Return each line holding the string "content".
··· Records to use ···
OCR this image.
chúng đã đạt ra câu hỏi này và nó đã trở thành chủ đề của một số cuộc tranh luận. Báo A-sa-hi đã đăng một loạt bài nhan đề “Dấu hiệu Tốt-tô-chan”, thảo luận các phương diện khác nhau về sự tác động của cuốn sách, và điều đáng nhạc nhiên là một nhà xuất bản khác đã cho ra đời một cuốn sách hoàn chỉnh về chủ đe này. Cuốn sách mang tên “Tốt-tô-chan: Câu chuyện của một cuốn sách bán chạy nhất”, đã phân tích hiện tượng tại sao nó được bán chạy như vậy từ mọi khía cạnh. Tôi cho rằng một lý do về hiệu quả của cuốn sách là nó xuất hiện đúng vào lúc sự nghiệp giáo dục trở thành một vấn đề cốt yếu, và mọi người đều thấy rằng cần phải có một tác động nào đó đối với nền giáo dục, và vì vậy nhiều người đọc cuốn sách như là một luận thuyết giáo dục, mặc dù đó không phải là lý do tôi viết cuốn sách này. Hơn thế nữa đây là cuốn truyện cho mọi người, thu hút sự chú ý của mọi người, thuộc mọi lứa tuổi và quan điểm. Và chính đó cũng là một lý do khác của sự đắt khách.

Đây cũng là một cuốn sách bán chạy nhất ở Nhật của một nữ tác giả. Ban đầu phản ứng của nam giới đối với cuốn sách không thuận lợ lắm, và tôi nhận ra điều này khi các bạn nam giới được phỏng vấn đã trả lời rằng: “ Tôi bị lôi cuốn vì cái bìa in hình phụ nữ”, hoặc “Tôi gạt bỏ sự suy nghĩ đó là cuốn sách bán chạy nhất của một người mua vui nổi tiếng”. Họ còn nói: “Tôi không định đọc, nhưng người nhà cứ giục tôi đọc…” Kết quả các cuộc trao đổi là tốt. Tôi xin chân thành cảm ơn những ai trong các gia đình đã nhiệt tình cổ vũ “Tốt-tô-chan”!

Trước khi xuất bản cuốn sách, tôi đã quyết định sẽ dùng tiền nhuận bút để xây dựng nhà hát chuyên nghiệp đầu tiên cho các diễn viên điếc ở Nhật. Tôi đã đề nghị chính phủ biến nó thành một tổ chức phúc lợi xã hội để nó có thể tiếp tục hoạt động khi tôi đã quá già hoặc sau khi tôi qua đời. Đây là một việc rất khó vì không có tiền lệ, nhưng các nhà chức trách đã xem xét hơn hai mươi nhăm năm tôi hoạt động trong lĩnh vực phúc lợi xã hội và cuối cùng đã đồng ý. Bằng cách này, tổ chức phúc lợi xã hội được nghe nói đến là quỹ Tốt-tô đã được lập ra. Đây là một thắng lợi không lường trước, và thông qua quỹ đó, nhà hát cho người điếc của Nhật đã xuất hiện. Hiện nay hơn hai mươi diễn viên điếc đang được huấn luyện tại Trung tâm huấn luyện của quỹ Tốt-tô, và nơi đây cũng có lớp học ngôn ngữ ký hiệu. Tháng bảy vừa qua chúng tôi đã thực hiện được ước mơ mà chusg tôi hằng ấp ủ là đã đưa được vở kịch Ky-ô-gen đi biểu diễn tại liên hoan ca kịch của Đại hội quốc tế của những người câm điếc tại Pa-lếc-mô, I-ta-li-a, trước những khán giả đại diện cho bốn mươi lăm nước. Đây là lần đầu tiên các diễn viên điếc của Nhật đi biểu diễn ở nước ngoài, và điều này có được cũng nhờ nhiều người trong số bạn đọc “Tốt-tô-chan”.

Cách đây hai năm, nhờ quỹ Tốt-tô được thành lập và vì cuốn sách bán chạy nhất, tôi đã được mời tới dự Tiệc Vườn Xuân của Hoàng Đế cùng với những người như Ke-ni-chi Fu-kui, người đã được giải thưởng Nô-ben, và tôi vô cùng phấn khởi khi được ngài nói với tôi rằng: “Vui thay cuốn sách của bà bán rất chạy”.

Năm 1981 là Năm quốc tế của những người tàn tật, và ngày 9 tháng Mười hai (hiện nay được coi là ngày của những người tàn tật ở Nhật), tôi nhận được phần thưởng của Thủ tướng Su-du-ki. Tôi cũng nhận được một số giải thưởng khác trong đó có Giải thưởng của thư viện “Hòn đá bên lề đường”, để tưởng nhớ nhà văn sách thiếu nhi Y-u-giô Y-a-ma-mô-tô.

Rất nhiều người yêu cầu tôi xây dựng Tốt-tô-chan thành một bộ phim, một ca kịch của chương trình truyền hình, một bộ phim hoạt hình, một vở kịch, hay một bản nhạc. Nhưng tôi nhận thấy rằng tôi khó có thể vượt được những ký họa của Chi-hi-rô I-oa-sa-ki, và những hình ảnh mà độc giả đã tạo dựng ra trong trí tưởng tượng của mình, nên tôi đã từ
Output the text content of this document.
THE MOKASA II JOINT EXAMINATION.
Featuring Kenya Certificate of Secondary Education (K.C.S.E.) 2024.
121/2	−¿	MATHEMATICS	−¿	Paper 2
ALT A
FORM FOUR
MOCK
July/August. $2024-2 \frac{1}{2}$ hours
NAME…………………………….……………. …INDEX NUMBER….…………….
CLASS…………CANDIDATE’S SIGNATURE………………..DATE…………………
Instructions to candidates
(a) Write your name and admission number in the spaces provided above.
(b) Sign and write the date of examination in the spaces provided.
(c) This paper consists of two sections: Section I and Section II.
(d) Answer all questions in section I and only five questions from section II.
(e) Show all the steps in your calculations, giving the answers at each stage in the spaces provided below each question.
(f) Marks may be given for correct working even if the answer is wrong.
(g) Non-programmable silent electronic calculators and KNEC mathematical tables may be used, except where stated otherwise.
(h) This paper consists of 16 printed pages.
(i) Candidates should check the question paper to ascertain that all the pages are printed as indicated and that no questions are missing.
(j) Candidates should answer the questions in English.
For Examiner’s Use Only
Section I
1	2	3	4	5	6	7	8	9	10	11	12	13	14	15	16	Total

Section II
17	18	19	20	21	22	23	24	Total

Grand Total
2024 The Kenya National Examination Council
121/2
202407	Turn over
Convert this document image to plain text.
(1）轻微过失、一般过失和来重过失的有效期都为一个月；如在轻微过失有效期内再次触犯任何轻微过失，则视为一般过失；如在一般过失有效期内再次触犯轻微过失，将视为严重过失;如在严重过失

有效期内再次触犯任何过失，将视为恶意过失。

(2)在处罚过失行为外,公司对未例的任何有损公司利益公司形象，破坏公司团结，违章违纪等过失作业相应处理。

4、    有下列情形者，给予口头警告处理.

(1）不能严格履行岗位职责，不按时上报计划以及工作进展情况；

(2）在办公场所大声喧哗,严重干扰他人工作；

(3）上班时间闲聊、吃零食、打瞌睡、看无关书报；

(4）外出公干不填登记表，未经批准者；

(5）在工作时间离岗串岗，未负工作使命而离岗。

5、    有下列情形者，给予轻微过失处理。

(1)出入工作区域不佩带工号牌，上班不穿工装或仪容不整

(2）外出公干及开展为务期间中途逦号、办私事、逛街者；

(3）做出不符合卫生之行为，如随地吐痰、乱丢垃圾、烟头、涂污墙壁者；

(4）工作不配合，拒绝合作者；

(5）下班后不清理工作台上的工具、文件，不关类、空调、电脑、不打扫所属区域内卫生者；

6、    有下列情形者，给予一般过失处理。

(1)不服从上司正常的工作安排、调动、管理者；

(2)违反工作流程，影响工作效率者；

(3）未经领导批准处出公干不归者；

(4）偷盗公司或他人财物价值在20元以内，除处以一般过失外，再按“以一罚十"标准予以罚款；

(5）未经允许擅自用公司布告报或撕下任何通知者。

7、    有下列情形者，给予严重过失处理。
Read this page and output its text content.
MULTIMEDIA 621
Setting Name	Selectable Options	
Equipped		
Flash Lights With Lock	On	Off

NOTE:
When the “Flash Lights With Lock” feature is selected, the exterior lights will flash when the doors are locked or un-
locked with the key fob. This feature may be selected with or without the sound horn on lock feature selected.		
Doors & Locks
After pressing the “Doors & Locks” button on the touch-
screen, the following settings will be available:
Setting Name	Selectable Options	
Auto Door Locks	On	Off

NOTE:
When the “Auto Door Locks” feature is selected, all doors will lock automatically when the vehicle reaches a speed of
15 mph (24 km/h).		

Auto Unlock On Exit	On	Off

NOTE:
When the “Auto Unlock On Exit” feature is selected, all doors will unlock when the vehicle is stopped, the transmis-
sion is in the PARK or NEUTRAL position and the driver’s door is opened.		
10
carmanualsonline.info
···
Response to this task ::
Output the text content of this document.
Read this page and output its text content.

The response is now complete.